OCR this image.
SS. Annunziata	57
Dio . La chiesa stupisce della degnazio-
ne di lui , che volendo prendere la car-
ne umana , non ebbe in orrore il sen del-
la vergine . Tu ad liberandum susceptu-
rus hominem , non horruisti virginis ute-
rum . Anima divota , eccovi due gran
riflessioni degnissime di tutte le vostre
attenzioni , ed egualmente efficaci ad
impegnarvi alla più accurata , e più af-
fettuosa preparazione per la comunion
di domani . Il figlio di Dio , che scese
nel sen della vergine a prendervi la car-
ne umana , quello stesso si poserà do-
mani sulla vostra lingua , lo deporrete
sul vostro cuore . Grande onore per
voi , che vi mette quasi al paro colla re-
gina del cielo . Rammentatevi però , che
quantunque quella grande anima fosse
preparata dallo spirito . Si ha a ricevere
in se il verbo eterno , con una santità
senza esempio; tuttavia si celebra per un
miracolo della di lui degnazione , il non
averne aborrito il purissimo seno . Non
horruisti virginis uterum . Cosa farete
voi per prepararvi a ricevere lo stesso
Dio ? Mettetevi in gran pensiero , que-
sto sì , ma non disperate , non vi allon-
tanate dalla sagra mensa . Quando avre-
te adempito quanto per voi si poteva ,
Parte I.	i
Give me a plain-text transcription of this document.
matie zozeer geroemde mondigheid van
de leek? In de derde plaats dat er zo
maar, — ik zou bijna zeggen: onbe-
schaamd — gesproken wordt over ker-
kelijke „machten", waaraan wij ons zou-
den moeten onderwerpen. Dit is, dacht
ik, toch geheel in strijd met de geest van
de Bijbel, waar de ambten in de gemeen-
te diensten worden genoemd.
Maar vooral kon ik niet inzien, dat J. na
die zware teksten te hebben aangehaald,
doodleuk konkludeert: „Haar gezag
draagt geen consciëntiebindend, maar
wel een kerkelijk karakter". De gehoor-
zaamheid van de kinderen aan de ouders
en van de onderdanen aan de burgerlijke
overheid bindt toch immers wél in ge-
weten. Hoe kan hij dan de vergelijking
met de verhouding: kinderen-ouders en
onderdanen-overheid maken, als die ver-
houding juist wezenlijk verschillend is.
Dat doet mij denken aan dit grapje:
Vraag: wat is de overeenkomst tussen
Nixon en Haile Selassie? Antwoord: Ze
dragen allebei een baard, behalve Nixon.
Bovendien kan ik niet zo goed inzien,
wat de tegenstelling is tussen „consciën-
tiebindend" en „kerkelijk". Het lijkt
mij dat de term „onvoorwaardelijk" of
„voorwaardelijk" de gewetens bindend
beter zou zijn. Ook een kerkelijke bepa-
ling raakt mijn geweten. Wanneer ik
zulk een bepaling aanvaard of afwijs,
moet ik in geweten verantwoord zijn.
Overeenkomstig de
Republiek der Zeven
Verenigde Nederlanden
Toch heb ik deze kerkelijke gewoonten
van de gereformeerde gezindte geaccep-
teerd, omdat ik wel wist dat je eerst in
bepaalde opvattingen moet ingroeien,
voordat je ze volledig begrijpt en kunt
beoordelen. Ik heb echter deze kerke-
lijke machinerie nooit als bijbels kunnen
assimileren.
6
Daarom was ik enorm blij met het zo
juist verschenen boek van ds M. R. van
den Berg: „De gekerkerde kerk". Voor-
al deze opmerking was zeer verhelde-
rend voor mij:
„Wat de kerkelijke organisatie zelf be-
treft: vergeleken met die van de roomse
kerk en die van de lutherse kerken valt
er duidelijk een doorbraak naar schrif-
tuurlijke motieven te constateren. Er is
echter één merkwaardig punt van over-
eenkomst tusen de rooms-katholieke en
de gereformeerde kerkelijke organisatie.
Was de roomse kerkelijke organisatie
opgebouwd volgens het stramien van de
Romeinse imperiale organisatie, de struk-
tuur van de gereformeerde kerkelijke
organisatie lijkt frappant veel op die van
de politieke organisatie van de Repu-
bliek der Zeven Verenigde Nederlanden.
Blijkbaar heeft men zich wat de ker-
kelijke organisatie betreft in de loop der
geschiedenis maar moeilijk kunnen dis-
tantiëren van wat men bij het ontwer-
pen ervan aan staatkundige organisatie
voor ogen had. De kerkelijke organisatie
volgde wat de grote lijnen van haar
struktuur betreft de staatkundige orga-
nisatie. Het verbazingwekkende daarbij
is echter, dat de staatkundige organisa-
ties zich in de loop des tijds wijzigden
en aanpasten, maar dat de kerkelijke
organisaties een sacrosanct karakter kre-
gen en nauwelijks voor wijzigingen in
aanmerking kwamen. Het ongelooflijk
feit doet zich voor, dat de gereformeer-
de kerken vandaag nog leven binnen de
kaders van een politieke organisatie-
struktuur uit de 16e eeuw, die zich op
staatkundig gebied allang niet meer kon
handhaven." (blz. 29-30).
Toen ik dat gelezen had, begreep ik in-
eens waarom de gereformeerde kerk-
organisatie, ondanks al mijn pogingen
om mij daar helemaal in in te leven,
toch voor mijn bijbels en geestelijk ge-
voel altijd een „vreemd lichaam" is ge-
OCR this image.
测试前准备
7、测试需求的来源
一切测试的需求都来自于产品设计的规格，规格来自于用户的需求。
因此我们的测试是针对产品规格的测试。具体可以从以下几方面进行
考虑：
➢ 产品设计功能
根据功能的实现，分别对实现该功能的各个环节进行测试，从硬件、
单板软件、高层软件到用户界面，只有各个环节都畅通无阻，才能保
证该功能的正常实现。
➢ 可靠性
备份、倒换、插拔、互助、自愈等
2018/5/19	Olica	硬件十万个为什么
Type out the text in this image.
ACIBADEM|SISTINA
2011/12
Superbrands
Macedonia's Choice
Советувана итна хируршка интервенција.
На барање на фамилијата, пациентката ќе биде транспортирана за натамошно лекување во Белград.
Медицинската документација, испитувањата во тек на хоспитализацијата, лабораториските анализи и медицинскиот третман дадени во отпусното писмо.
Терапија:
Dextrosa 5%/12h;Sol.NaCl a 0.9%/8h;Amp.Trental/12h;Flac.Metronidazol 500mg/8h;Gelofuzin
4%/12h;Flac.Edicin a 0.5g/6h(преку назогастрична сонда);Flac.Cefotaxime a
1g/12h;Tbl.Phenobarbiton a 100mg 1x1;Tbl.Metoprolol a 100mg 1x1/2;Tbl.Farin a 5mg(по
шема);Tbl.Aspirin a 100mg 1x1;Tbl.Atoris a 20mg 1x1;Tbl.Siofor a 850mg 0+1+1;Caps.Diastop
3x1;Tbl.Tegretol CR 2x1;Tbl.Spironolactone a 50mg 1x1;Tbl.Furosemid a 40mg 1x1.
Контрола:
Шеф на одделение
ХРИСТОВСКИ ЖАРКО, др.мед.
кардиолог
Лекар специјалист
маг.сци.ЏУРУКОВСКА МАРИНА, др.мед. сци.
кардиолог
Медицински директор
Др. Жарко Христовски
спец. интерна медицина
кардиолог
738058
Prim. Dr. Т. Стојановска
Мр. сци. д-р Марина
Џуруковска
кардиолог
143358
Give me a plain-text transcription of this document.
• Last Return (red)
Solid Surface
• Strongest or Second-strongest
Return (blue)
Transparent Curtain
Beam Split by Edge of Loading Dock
------------------------------------------------
■ **Work to complete**
Transcribe each entry precisely, missing none.

■ **The completed task**
OCR this image.
SS. Annunziata	57
Dio . La chiesa stupisce della degnazio-
ne di lui , che volendo prendere la car-
ne umana , non ebbe in orrore il sen del-
la vergine . Tu ad liberandum susceptu-
rus hominem , non horruisti virginis ute-
rum . Anima divota , eccovi due gran
riflessioni degnissime di tutte le vostre
attenzioni , ed egualmente efficaci ad
impegnarvi alla più accurata , e più af-
fettuosa preparazione per la comunion
di domani . Il figlio di Dio , che scese
nel sen della vergine a prendervi la car-
ne umana , quello stesso si poserà do-
mani sulla vostra lingua , lo deporrete
sul vostro cuore . Grande onore per
voi , che vi mette quasi al paro colla re-
gina del cielo . Rammentatevi però , che
quantunque quella grande anima fosse
preparata dallo spirito . Si ha a ricevere
in se il verbo eterno , con una santità
senza esempio; tuttavia si celebra per un
miracolo della di lui degnazione , il non
averne aborrito il purissimo seno . Non
horruisti virginis uterum . Cosa farete
voi per prepararvi a ricevere lo stesso
Dio ? Mettetevi in gran pensiero , que-
sto sì , ma non disperate , non vi allon-
tanate dalla sagra mensa . Quando avre-
te adempito quanto per voi si poteva ,
Parte I.	i
Give me a plain-text transcription of this document.
matie zozeer geroemde mondigheid van
de leek? In de derde plaats dat er zo
maar, — ik zou bijna zeggen: onbe-
schaamd — gesproken wordt over ker-
kelijke „machten", waaraan wij ons zou-
den moeten onderwerpen. Dit is, dacht
ik, toch geheel in strijd met de geest van
de Bijbel, waar de ambten in de gemeen-
te diensten worden genoemd.
Maar vooral kon ik niet inzien, dat J. na
die zware teksten te hebben aangehaald,
doodleuk konkludeert: „Haar gezag
draagt geen consciëntiebindend, maar
wel een kerkelijk karakter". De gehoor-
zaamheid van de kinderen aan de ouders
en van de onderdanen aan de burgerlijke
overheid bindt toch immers wél in ge-
weten. Hoe kan hij dan de vergelijking
met de verhouding: kinderen-ouders en
onderdanen-overheid maken, als die ver-
houding juist wezenlijk verschillend is.
Dat doet mij denken aan dit grapje:
Vraag: wat is de overeenkomst tussen
Nixon en Haile Selassie? Antwoord: Ze
dragen allebei een baard, behalve Nixon.
Bovendien kan ik niet zo goed inzien,
wat de tegenstelling is tussen „consciën-
tiebindend" en „kerkelijk". Het lijkt
mij dat de term „onvoorwaardelijk" of
„voorwaardelijk" de gewetens bindend
beter zou zijn. Ook een kerkelijke bepa-
ling raakt mijn geweten. Wanneer ik
zulk een bepaling aanvaard of afwijs,
moet ik in geweten verantwoord zijn.
Overeenkomstig de
Republiek der Zeven
Verenigde Nederlanden
Toch heb ik deze kerkelijke gewoonten
van de gereformeerde gezindte geaccep-
teerd, omdat ik wel wist dat je eerst in
bepaalde opvattingen moet ingroeien,
voordat je ze volledig begrijpt en kunt
beoordelen. Ik heb echter deze kerke-
lijke machinerie nooit als bijbels kunnen
assimileren.
6
Daarom was ik enorm blij met het zo
juist verschenen boek van ds M. R. van
den Berg: „De gekerkerde kerk". Voor-
al deze opmerking was zeer verhelde-
rend voor mij:
„Wat de kerkelijke organisatie zelf be-
treft: vergeleken met die van de roomse
kerk en die van de lutherse kerken valt
er duidelijk een doorbraak naar schrif-
tuurlijke motieven te constateren. Er is
echter één merkwaardig punt van over-
eenkomst tusen de rooms-katholieke en
de gereformeerde kerkelijke organisatie.
Was de roomse kerkelijke organisatie
opgebouwd volgens het stramien van de
Romeinse imperiale organisatie, de struk-
tuur van de gereformeerde kerkelijke
organisatie lijkt frappant veel op die van
de politieke organisatie van de Repu-
bliek der Zeven Verenigde Nederlanden.
Blijkbaar heeft men zich wat de ker-
kelijke organisatie betreft in de loop der
geschiedenis maar moeilijk kunnen dis-
tantiëren van wat men bij het ontwer-
pen ervan aan staatkundige organisatie
voor ogen had. De kerkelijke organisatie
volgde wat de grote lijnen van haar
struktuur betreft de staatkundige orga-
nisatie. Het verbazingwekkende daarbij
is echter, dat de staatkundige organisa-
ties zich in de loop des tijds wijzigden
en aanpasten, maar dat de kerkelijke
organisaties een sacrosanct karakter kre-
gen en nauwelijks voor wijzigingen in
aanmerking kwamen. Het ongelooflijk
feit doet zich voor, dat de gereformeer-
de kerken vandaag nog leven binnen de
kaders van een politieke organisatie-
struktuur uit de 16e eeuw, die zich op
staatkundig gebied allang niet meer kon
handhaven." (blz. 29-30).
Toen ik dat gelezen had, begreep ik in-
eens waarom de gereformeerde kerk-
organisatie, ondanks al mijn pogingen
om mij daar helemaal in in te leven,
toch voor mijn bijbels en geestelijk ge-
voel altijd een „vreemd lichaam" is ge-
OCR this image.
测试前准备
7、测试需求的来源
一切测试的需求都来自于产品设计的规格，规格来自于用户的需求。
因此我们的测试是针对产品规格的测试。具体可以从以下几方面进行
考虑：
➢ 产品设计功能
根据功能的实现，分别对实现该功能的各个环节进行测试，从硬件、
单板软件、高层软件到用户界面，只有各个环节都畅通无阻，才能保
证该功能的正常实现。
➢ 可靠性
备份、倒换、插拔、互助、自愈等
2018/5/19	Olica	硬件十万个为什么
Type out the text in this image.
ACIBADEM|SISTINA
2011/12
Superbrands
Macedonia's Choice
Советувана итна хируршка интервенција.
На барање на фамилијата, пациентката ќе биде транспортирана за натамошно лекување во Белград.
Медицинската документација, испитувањата во тек на хоспитализацијата, лабораториските анализи и медицинскиот третман дадени во отпусното писмо.
Терапија:
Dextrosa 5%/12h;Sol.NaCl a 0.9%/8h;Amp.Trental/12h;Flac.Metronidazol 500mg/8h;Gelofuzin
4%/12h;Flac.Edicin a 0.5g/6h(преку назогастрична сонда);Flac.Cefotaxime a
1g/12h;Tbl.Phenobarbiton a 100mg 1x1;Tbl.Metoprolol a 100mg 1x1/2;Tbl.Farin a 5mg(по
шема);Tbl.Aspirin a 100mg 1x1;Tbl.Atoris a 20mg 1x1;Tbl.Siofor a 850mg 0+1+1;Caps.Diastop
3x1;Tbl.Tegretol CR 2x1;Tbl.Spironolactone a 50mg 1x1;Tbl.Furosemid a 40mg 1x1.
Контрола:
Шеф на одделение
ХРИСТОВСКИ ЖАРКО, др.мед.
кардиолог
Лекар специјалист
маг.сци.ЏУРУКОВСКА МАРИНА, др.мед. сци.
кардиолог
Медицински директор
Др. Жарко Христовски
спец. интерна медицина
кардиолог
738058
Prim. Dr. Т. Стојановска
Мр. сци. д-р Марина
Џуруковска
кардиолог
143358
Give me a plain-text transcription of this document.
• Last Return (red)
Solid Surface
• Strongest or Second-strongest
Return (blue)
Transparent Curtain
Beam Split by Edge of Loading Dock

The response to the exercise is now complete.